Stated exercise: Repeat the records word for word, excluding any picture.

[Data entries]
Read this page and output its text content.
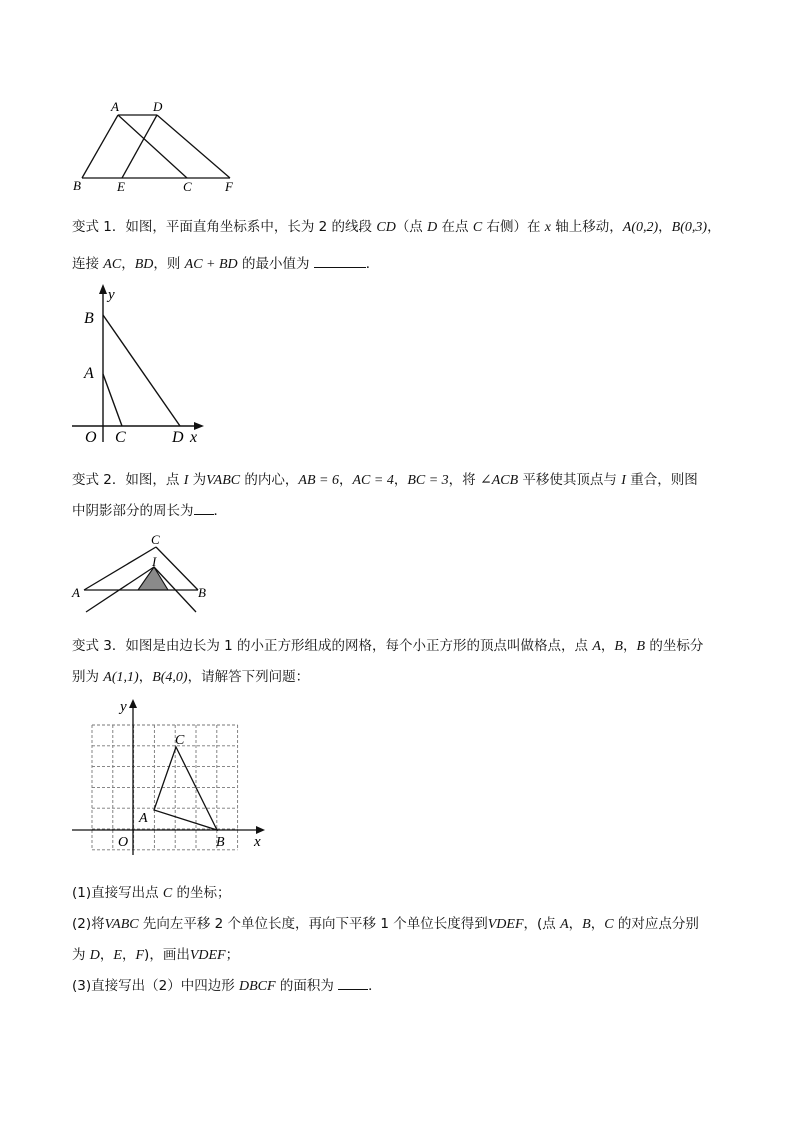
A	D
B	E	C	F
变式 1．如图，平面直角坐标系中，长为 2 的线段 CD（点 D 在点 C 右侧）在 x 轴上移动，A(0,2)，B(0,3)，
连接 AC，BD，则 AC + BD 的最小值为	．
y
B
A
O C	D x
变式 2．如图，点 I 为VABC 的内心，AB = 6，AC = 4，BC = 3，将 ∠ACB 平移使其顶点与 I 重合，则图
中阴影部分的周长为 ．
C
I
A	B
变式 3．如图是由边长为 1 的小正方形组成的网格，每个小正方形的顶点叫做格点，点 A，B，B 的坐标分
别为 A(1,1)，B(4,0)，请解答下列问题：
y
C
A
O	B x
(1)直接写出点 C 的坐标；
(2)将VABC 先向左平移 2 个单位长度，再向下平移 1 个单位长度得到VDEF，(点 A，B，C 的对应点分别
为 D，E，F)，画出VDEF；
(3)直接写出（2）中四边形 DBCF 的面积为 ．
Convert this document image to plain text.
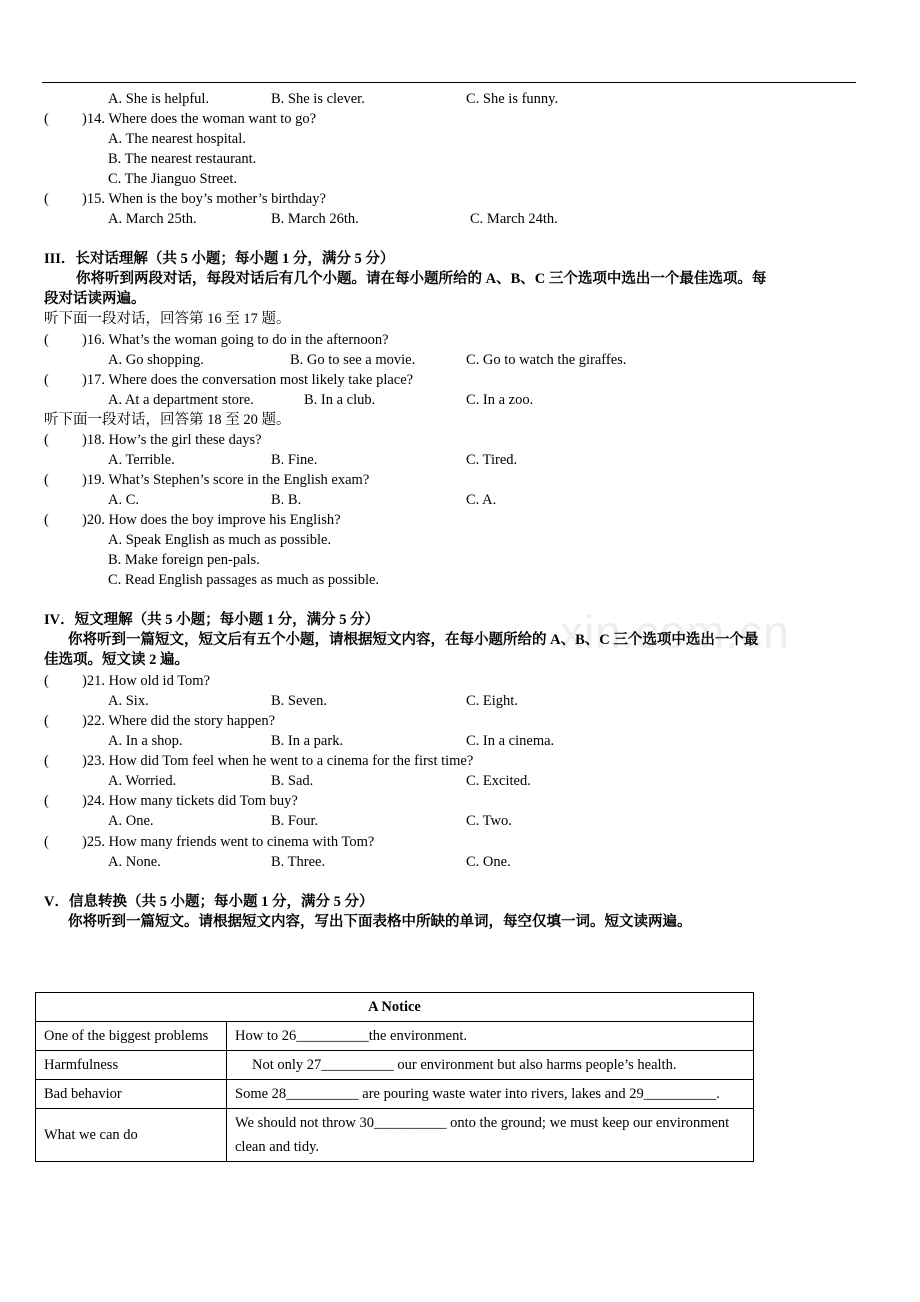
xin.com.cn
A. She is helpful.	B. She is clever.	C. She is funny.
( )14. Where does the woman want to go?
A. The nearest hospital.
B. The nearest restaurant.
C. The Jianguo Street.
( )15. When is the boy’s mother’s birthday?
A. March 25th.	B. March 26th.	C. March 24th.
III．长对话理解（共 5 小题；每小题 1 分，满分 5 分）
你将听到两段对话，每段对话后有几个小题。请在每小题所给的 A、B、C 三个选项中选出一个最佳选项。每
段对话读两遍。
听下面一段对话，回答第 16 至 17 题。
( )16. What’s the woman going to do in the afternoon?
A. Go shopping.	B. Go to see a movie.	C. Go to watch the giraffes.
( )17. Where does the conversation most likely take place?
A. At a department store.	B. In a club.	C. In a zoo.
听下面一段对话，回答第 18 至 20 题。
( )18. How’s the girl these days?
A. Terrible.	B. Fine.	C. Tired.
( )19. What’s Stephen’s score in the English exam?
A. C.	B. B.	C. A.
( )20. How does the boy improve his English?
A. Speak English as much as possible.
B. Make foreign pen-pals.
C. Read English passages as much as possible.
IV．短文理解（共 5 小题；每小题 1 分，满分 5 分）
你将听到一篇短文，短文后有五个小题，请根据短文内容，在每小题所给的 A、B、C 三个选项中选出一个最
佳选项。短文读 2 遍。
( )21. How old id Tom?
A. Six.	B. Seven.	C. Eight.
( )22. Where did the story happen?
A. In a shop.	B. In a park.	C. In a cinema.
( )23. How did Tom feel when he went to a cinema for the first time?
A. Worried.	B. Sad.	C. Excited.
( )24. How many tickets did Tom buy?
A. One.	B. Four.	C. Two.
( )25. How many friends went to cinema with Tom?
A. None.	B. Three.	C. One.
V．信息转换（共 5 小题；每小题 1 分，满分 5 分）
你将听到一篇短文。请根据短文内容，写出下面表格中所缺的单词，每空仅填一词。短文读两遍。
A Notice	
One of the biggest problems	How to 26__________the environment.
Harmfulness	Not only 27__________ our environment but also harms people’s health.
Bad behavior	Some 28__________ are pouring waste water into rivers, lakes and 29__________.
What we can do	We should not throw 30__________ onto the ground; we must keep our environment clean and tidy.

Exercise output:
Read this page and output its text content.
A	D
B	E	C	F
变式 1．如图，平面直角坐标系中，长为 2 的线段 CD（点 D 在点 C 右侧）在 x 轴上移动，A(0,2)，B(0,3)，
连接 AC，BD，则 AC + BD 的最小值为	．
y
B
A
O C	D x
变式 2．如图，点 I 为VABC 的内心，AB = 6，AC = 4，BC = 3，将 ∠ACB 平移使其顶点与 I 重合，则图
中阴影部分的周长为 ．
C
I
A	B
变式 3．如图是由边长为 1 的小正方形组成的网格，每个小正方形的顶点叫做格点，点 A，B，B 的坐标分
别为 A(1,1)，B(4,0)，请解答下列问题：
y
C
A
O	B x
(1)直接写出点 C 的坐标；
(2)将VABC 先向左平移 2 个单位长度，再向下平移 1 个单位长度得到VDEF，(点 A，B，C 的对应点分别
为 D，E，F)，画出VDEF；
(3)直接写出（2）中四边形 DBCF 的面积为 ．
Convert this document image to plain text.
xin.com.cn
A. She is helpful.	B. She is clever.	C. She is funny.
( )14. Where does the woman want to go?
A. The nearest hospital.
B. The nearest restaurant.
C. The Jianguo Street.
( )15. When is the boy’s mother’s birthday?
A. March 25th.	B. March 26th.	C. March 24th.
III．长对话理解（共 5 小题；每小题 1 分，满分 5 分）
你将听到两段对话，每段对话后有几个小题。请在每小题所给的 A、B、C 三个选项中选出一个最佳选项。每
段对话读两遍。
听下面一段对话，回答第 16 至 17 题。
( )16. What’s the woman going to do in the afternoon?
A. Go shopping.	B. Go to see a movie.	C. Go to watch the giraffes.
( )17. Where does the conversation most likely take place?
A. At a department store.	B. In a club.	C. In a zoo.
听下面一段对话，回答第 18 至 20 题。
( )18. How’s the girl these days?
A. Terrible.	B. Fine.	C. Tired.
( )19. What’s Stephen’s score in the English exam?
A. C.	B. B.	C. A.
( )20. How does the boy improve his English?
A. Speak English as much as possible.
B. Make foreign pen-pals.
C. Read English passages as much as possible.
IV．短文理解（共 5 小题；每小题 1 分，满分 5 分）
你将听到一篇短文，短文后有五个小题，请根据短文内容，在每小题所给的 A、B、C 三个选项中选出一个最
佳选项。短文读 2 遍。
( )21. How old id Tom?
A. Six.	B. Seven.	C. Eight.
( )22. Where did the story happen?
A. In a shop.	B. In a park.	C. In a cinema.
( )23. How did Tom feel when he went to a cinema for the first time?
A. Worried.	B. Sad.	C. Excited.
( )24. How many tickets did Tom buy?
A. One.	B. Four.	C. Two.
( )25. How many friends went to cinema with Tom?
A. None.	B. Three.	C. One.
V．信息转换（共 5 小题；每小题 1 分，满分 5 分）
你将听到一篇短文。请根据短文内容，写出下面表格中所缺的单词，每空仅填一词。短文读两遍。
A Notice	
One of the biggest problems	How to 26__________the environment.
Harmfulness	Not only 27__________ our environment but also harms people’s health.
Bad behavior	Some 28__________ are pouring waste water into rivers, lakes and 29__________.
What we can do	We should not throw 30__________ onto the ground; we must keep our environment clean and tidy.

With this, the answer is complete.